Short task -> Note each line where "Neutral" appears, and copy it.

[Excerpts from a figure dataset]
★ ★ ★ ★

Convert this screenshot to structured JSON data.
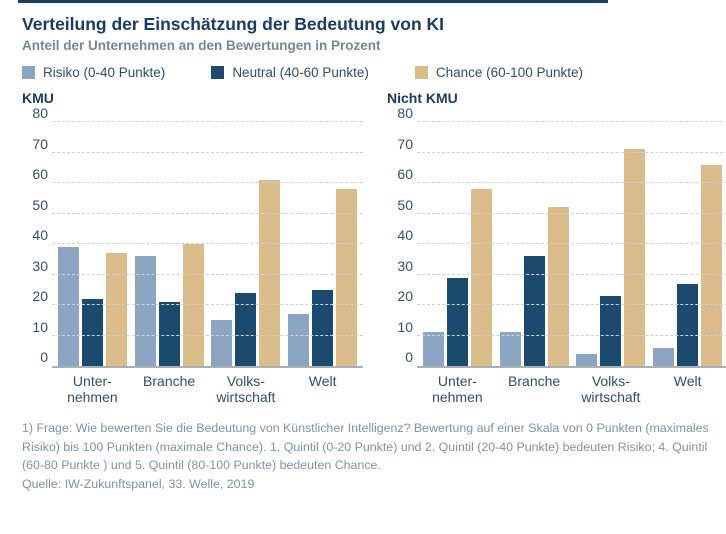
{
  "header": {
    "title": "Verteilung der Einschätzung der Bedeutung von KI",
    "subtitle": "Anteil der Unternehmen an den Bewertungen in Prozent"
  },
  "legend": {
    "items": [
      {
        "label": "Risiko (0-40 Punkte)",
        "color": "#8CA5C2",
        "icon": "swatch-square"
      },
      {
        "label": "Neutral (40-60 Punkte)",
        "color": "#1B4A6F",
        "icon": "swatch-square"
      },
      {
        "label": "Chance (60-100 Punkte)",
        "color": "#DABD8A",
        "icon": "swatch-square"
      }
    ]
  },
  "chart_data": {
    "type": "bar",
    "unit": "percent",
    "ylim": [
      0,
      80
    ],
    "yticks": [
      0,
      10,
      20,
      30,
      40,
      50,
      60,
      70,
      80
    ],
    "grid": "horizontal-dashed",
    "legend_position": "top",
    "categories": [
      "Unter-\nnehmen",
      "Branche",
      "Volks-\nwirtschaft",
      "Welt"
    ],
    "series_names": [
      "Risiko (0-40 Punkte)",
      "Neutral (40-60 Punkte)",
      "Chance (60-100 Punkte)"
    ],
    "panels": [
      {
        "title": "KMU",
        "series": [
          {
            "name": "Risiko (0-40 Punkte)",
            "color": "#8CA5C2",
            "values": [
              39,
              36,
              15,
              17
            ]
          },
          {
            "name": "Neutral (40-60 Punkte)",
            "color": "#1B4A6F",
            "values": [
              22,
              21,
              24,
              25
            ]
          },
          {
            "name": "Chance (60-100 Punkte)",
            "color": "#DABD8A",
            "values": [
              37,
              40,
              61,
              58
            ]
          }
        ]
      },
      {
        "title": "Nicht KMU",
        "series": [
          {
            "name": "Risiko (0-40 Punkte)",
            "color": "#8CA5C2",
            "values": [
              11,
              11,
              4,
              6
            ]
          },
          {
            "name": "Neutral (40-60 Punkte)",
            "color": "#1B4A6F",
            "values": [
              29,
              36,
              23,
              27
            ]
          },
          {
            "name": "Chance (60-100 Punkte)",
            "color": "#DABD8A",
            "values": [
              58,
              52,
              71,
              66
            ]
          }
        ]
      }
    ]
  },
  "footnote": {
    "note": "1) Frage: Wie bewerten Sie die Bedeutung von Künstlicher Intelligenz? Bewertung auf einer Skala von 0 Punkten (maximales Risiko) bis 100 Punkten (maximale Chance). 1. Quintil (0-20 Punkte) und 2. Quintil (20-40 Punkte) bedeuten Risiko; 4. Quintil (60-80 Punkte ) und 5. Quintil (80-100 Punkte) bedeuten Chance.",
    "source": "Quelle: IW-Zukunftspanel, 33. Welle, 2019"
  },
  "colors": {
    "accent_navy": "#1C3D63",
    "title_text": "#1B3C64",
    "subtitle_text": "#74889C",
    "label_text": "#2F4E6D",
    "muted_text": "#7E93A6",
    "grid": "#CCD1D6",
    "axis": "#A8B0B7"
  }
}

★ ★ ★ ★

Task output ->
        "label": "Neutral (40-60 Punkte)",
      "Neutral (40-60 Punkte)",
            "name": "Neutral (40-60 Punkte)",
            "name": "Neutral (40-60 Punkte)",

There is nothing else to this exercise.